▶ _REQUIREMENTS_
Each line containing the word "Predominant" must be collected.

▶ _RECORDED DATA_
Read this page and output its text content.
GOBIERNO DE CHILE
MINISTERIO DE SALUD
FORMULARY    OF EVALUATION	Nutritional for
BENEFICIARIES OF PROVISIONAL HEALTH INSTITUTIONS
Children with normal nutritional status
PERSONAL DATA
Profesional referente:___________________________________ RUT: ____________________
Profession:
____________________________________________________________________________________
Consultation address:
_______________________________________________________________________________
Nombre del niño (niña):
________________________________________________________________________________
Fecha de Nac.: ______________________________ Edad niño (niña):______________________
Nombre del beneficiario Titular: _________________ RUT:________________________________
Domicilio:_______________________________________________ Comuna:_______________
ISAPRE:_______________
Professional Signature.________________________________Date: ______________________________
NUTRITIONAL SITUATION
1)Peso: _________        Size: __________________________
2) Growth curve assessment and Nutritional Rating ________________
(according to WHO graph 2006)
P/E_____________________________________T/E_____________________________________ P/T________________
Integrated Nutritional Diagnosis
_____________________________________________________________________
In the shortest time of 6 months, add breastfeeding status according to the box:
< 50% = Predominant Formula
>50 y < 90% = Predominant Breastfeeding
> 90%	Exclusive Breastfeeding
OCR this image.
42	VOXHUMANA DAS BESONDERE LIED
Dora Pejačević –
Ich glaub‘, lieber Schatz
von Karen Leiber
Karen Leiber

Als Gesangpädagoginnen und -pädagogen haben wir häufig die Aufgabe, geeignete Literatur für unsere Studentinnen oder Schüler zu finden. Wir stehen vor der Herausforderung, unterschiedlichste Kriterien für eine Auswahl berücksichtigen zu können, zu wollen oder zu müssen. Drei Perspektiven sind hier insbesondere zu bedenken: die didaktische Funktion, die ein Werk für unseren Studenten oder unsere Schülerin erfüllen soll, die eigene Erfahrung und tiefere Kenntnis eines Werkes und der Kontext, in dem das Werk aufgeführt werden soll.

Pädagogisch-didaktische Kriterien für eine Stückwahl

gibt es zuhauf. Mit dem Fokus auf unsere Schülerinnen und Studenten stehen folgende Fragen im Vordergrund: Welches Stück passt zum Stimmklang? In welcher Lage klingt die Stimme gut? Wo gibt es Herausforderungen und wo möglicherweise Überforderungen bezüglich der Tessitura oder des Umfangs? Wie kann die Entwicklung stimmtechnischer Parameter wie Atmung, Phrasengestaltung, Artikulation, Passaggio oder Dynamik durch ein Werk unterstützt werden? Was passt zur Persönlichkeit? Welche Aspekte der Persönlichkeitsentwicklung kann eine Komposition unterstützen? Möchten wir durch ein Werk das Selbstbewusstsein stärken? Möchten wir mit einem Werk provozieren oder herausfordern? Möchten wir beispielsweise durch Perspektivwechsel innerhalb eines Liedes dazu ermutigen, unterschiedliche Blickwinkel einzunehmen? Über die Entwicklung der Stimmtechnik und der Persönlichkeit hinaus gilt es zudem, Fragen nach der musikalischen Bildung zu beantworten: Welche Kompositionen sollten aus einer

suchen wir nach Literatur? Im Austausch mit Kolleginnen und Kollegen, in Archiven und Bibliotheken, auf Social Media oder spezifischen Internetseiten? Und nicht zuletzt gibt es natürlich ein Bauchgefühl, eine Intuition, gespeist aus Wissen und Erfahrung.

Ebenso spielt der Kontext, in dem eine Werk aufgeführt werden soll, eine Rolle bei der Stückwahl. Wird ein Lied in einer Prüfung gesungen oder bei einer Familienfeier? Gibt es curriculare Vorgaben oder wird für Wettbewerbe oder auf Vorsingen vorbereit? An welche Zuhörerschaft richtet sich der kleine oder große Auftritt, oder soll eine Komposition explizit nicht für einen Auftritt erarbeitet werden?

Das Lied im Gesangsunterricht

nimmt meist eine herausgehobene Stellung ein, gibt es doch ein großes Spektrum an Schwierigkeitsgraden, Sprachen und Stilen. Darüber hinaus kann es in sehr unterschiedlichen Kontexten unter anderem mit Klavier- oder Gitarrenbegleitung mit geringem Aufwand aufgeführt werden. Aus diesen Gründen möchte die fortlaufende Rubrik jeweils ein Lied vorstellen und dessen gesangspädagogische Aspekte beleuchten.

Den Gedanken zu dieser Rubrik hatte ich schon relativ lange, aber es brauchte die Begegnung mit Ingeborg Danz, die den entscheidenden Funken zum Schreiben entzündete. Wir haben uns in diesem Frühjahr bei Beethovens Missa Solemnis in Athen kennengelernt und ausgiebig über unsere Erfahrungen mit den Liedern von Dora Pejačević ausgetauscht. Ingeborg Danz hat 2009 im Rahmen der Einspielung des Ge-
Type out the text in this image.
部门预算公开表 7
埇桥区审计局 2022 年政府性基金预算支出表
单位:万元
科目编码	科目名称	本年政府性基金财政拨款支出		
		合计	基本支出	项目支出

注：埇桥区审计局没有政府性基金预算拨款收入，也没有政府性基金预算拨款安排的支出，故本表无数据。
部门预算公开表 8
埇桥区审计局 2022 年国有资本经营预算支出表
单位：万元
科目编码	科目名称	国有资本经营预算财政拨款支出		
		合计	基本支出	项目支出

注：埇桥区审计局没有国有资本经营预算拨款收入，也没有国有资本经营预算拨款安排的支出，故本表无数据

▶ _FULL ANSWER_
< 50% = Predominant Formula
>50 y < 90% = Predominant Breastfeeding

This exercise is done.